** Brief **
Work out how many lines of the listing hold "text", then state only that count.

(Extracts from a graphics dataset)

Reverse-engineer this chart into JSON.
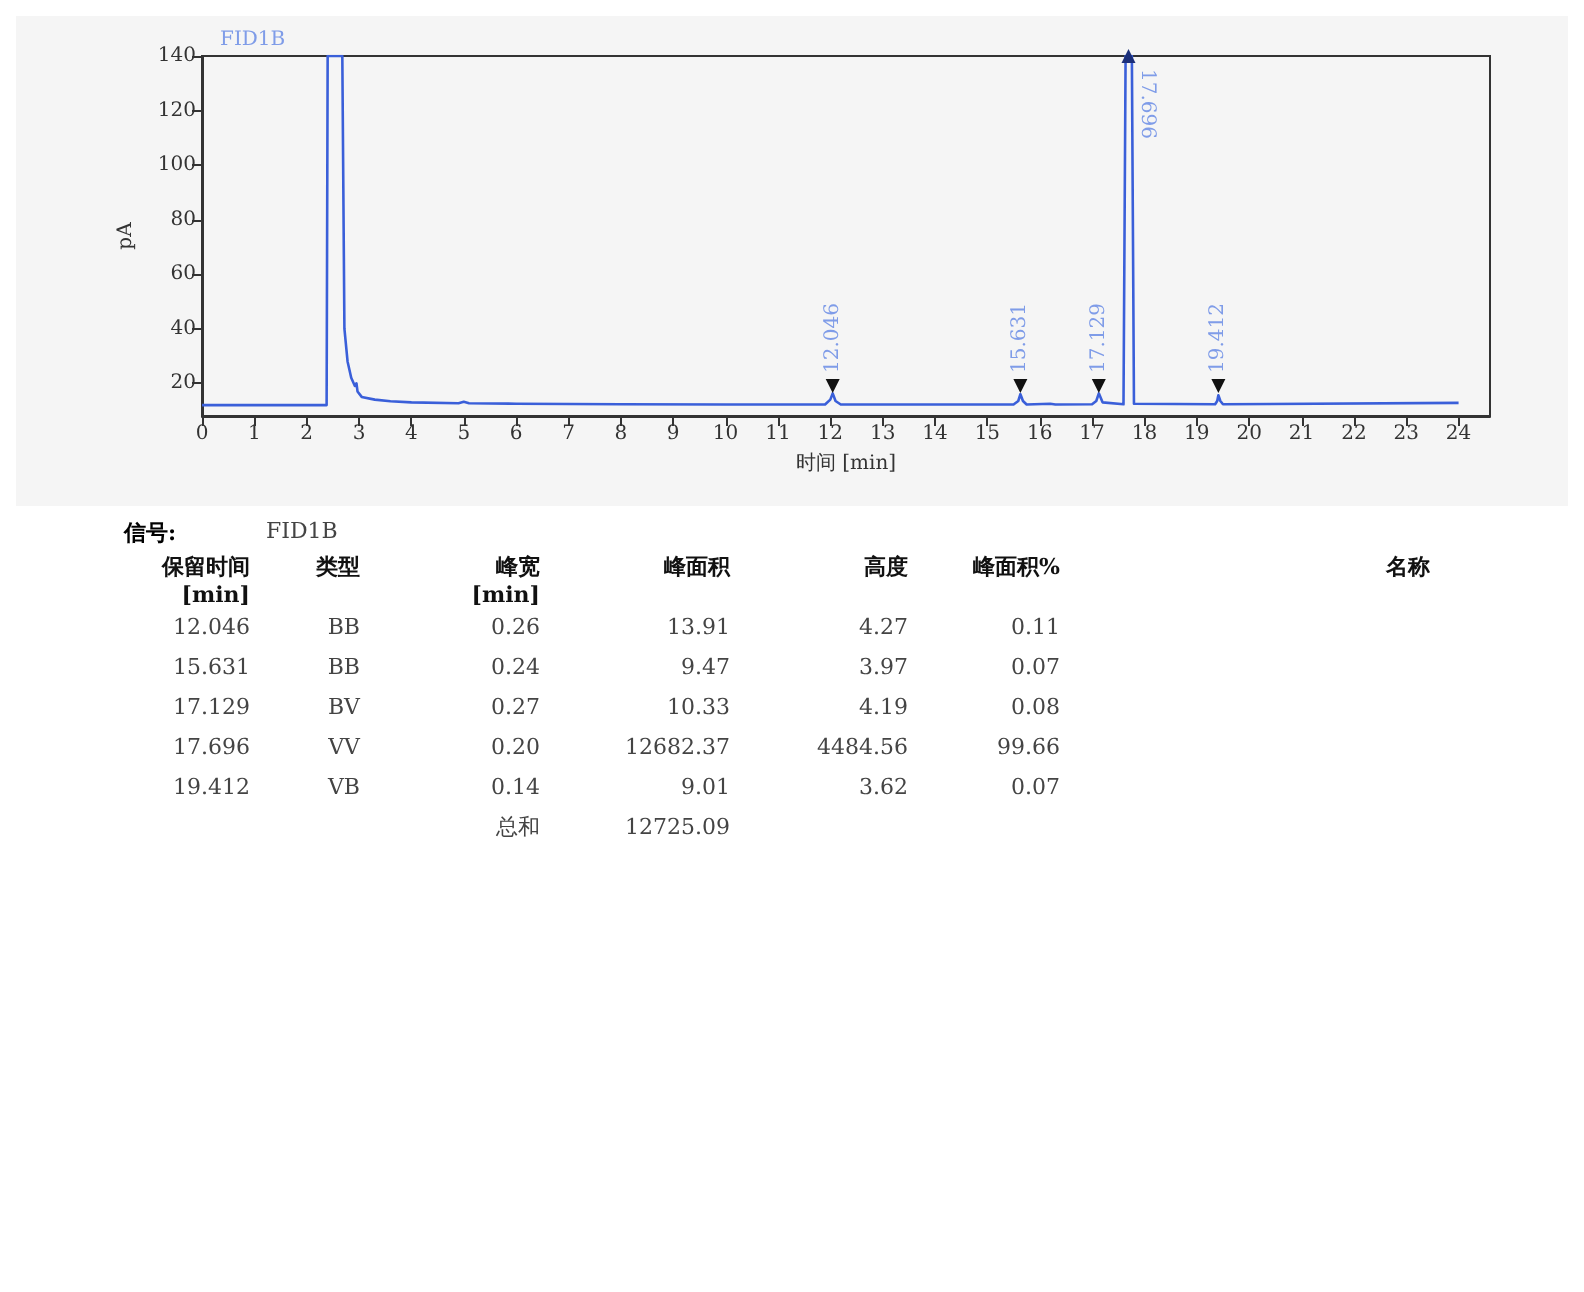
{
  "chart_data": [
    {
      "type": "line",
      "title": "FID1B",
      "xlabel": "时间 [min]",
      "ylabel": "pA",
      "xlim": [
        0,
        24.6
      ],
      "ylim": [
        8,
        140
      ],
      "xticks": [
        0,
        1,
        2,
        3,
        4,
        5,
        6,
        7,
        8,
        9,
        10,
        11,
        12,
        13,
        14,
        15,
        16,
        17,
        18,
        19,
        20,
        21,
        22,
        23,
        24
      ],
      "yticks": [
        20,
        40,
        60,
        80,
        100,
        120,
        140
      ],
      "grid": false,
      "series": [
        {
          "color": "#3a5fd9",
          "x": [
            0,
            2.38,
            2.4,
            2.68,
            2.72,
            2.78,
            2.85,
            2.92,
            2.95,
            2.97,
            3.05,
            3.3,
            3.6,
            4,
            4.9,
            5.0,
            5.1,
            6,
            8,
            10,
            11.9,
            12.0,
            12.046,
            12.1,
            12.2,
            15.5,
            15.59,
            15.631,
            15.68,
            15.75,
            16.2,
            16.3,
            17.0,
            17.08,
            17.129,
            17.2,
            17.6,
            17.64,
            17.76,
            17.8,
            19.35,
            19.39,
            19.412,
            19.45,
            19.5,
            24
          ],
          "values": [
            12,
            12,
            140,
            140,
            40,
            28,
            22,
            19,
            20,
            17,
            15,
            14,
            13.4,
            13,
            12.7,
            13.2,
            12.7,
            12.5,
            12.3,
            12.2,
            12.2,
            14,
            16.3,
            13.5,
            12.2,
            12.2,
            13.5,
            16,
            13.5,
            12.2,
            12.5,
            12.2,
            12.3,
            13.5,
            16.3,
            13,
            12.3,
            140,
            140,
            12.5,
            12.3,
            13.5,
            15.6,
            13.5,
            12.3,
            12.8
          ]
        }
      ],
      "annotations": [
        {
          "text": "12.046",
          "x": 12.046,
          "y": 19
        },
        {
          "text": "15.631",
          "x": 15.631,
          "y": 19
        },
        {
          "text": "17.129",
          "x": 17.129,
          "y": 19
        },
        {
          "text": "17.696",
          "x": 17.696,
          "y": 140
        },
        {
          "text": "19.412",
          "x": 19.412,
          "y": 19
        }
      ]
    },
    {
      "type": "other",
      "title": "信号:",
      "subtitle": "FID1B",
      "categories": [
        "保留时间 [min]",
        "类型",
        "峰宽 [min]",
        "峰面积",
        "高度",
        "峰面积%",
        "名称"
      ],
      "cell_labels": [
        [
          "12.046",
          "BB",
          "0.26",
          "13.91",
          "4.27",
          "0.11",
          null
        ],
        [
          "15.631",
          "BB",
          "0.24",
          "9.47",
          "3.97",
          "0.07",
          null
        ],
        [
          "17.129",
          "BV",
          "0.27",
          "10.33",
          "4.19",
          "0.08",
          null
        ],
        [
          "17.696",
          "VV",
          "0.20",
          "12682.37",
          "4484.56",
          "99.66",
          null
        ],
        [
          "19.412",
          "VB",
          "0.14",
          "9.01",
          "3.62",
          "0.07",
          null
        ],
        [
          null,
          null,
          "总和",
          "12725.09",
          null,
          null,
          null
        ]
      ]
    }
  ]
}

** Result for this task **
5